Exercise aim:
Reply with one number: how many lines contain the word "wzrostu".

+++ Provided data

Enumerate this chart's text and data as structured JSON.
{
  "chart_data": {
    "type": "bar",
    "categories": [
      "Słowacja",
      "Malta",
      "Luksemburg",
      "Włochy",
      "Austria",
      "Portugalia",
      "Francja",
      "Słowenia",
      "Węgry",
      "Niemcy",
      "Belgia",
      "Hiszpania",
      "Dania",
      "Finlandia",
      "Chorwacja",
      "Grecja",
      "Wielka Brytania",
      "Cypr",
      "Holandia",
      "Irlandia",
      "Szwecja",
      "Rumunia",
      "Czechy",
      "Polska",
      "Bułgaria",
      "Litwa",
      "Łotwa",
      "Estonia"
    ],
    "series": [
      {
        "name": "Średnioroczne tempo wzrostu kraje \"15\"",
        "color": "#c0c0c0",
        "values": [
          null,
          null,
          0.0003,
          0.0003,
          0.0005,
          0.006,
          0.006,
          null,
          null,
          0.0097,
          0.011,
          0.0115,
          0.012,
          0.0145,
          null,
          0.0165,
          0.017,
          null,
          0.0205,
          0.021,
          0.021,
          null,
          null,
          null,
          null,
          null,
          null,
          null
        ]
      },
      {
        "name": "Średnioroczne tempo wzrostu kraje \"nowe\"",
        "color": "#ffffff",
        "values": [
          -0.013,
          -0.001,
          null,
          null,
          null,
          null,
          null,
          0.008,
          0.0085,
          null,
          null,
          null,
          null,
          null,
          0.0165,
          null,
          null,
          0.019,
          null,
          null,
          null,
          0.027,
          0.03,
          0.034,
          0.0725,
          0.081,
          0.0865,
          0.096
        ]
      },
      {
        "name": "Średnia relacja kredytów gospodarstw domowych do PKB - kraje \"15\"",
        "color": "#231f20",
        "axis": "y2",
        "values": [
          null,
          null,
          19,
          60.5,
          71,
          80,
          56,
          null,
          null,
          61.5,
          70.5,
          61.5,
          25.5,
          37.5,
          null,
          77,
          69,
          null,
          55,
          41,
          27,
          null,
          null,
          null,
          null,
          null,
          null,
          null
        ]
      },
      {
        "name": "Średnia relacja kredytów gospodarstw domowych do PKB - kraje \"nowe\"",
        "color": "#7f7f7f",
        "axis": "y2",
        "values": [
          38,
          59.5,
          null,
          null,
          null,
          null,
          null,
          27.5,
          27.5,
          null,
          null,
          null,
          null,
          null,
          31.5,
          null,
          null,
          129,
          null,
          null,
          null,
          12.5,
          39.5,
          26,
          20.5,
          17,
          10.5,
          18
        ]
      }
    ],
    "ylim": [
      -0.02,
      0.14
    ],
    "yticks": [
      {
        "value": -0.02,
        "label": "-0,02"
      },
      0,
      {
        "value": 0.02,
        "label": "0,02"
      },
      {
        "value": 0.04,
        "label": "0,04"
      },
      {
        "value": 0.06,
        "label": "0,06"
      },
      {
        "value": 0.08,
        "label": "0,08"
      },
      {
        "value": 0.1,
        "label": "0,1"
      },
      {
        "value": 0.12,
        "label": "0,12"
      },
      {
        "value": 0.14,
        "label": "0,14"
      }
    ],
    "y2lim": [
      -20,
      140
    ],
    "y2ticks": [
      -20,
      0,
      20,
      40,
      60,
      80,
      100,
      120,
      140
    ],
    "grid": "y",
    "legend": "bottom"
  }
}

++++++

Written solution:
2